■ **Task to complete**:
Your task is to copy the listing exactly, with the pictures left out.

★ ★ ★ ★ ★ ★ ★

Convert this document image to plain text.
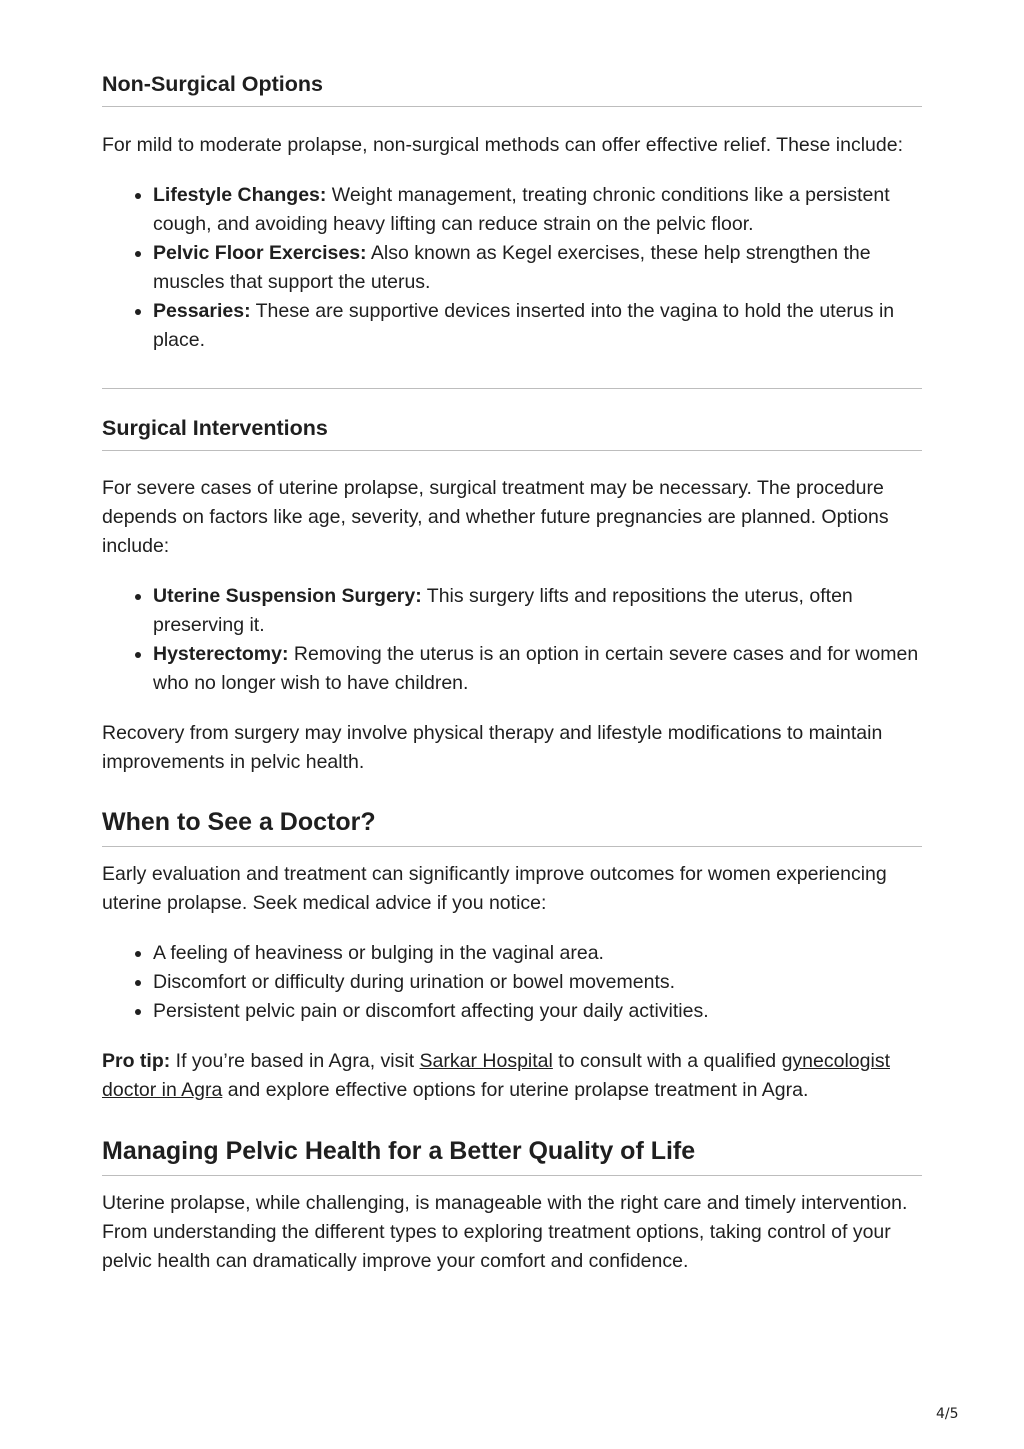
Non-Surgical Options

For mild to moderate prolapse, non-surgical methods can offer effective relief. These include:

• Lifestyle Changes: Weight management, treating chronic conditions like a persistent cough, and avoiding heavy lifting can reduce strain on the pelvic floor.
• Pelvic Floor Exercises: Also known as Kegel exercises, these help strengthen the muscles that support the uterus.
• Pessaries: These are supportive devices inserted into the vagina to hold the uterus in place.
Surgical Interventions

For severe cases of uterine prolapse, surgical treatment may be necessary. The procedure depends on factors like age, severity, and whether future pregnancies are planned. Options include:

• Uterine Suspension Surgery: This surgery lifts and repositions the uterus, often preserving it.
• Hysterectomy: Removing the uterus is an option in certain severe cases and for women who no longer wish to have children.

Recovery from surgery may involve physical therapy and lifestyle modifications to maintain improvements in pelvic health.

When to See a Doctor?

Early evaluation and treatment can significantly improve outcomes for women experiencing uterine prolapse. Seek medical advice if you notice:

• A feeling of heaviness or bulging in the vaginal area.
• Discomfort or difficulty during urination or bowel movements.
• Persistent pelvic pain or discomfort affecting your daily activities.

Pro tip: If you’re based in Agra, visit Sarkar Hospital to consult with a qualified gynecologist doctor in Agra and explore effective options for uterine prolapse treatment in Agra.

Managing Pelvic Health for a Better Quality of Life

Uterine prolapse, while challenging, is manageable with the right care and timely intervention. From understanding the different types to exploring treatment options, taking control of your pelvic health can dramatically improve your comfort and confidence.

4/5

★ ★ ★ ★ ★ ★ ★

■ **Solution to this exercise**:
Convert this document image to plain text.
Non-Surgical Options

For mild to moderate prolapse, non-surgical methods can offer effective relief. These include:

• Lifestyle Changes: Weight management, treating chronic conditions like a persistent cough, and avoiding heavy lifting can reduce strain on the pelvic floor.
• Pelvic Floor Exercises: Also known as Kegel exercises, these help strengthen the muscles that support the uterus.
• Pessaries: These are supportive devices inserted into the vagina to hold the uterus in place.
Surgical Interventions

For severe cases of uterine prolapse, surgical treatment may be necessary. The procedure depends on factors like age, severity, and whether future pregnancies are planned. Options include:

• Uterine Suspension Surgery: This surgery lifts and repositions the uterus, often preserving it.
• Hysterectomy: Removing the uterus is an option in certain severe cases and for women who no longer wish to have children.

Recovery from surgery may involve physical therapy and lifestyle modifications to maintain improvements in pelvic health.

When to See a Doctor?

Early evaluation and treatment can significantly improve outcomes for women experiencing uterine prolapse. Seek medical advice if you notice:

• A feeling of heaviness or bulging in the vaginal area.
• Discomfort or difficulty during urination or bowel movements.
• Persistent pelvic pain or discomfort affecting your daily activities.

Pro tip: If you’re based in Agra, visit Sarkar Hospital to consult with a qualified gynecologist doctor in Agra and explore effective options for uterine prolapse treatment in Agra.

Managing Pelvic Health for a Better Quality of Life

Uterine prolapse, while challenging, is manageable with the right care and timely intervention. From understanding the different types to exploring treatment options, taking control of your pelvic health can dramatically improve your comfort and confidence.

4/5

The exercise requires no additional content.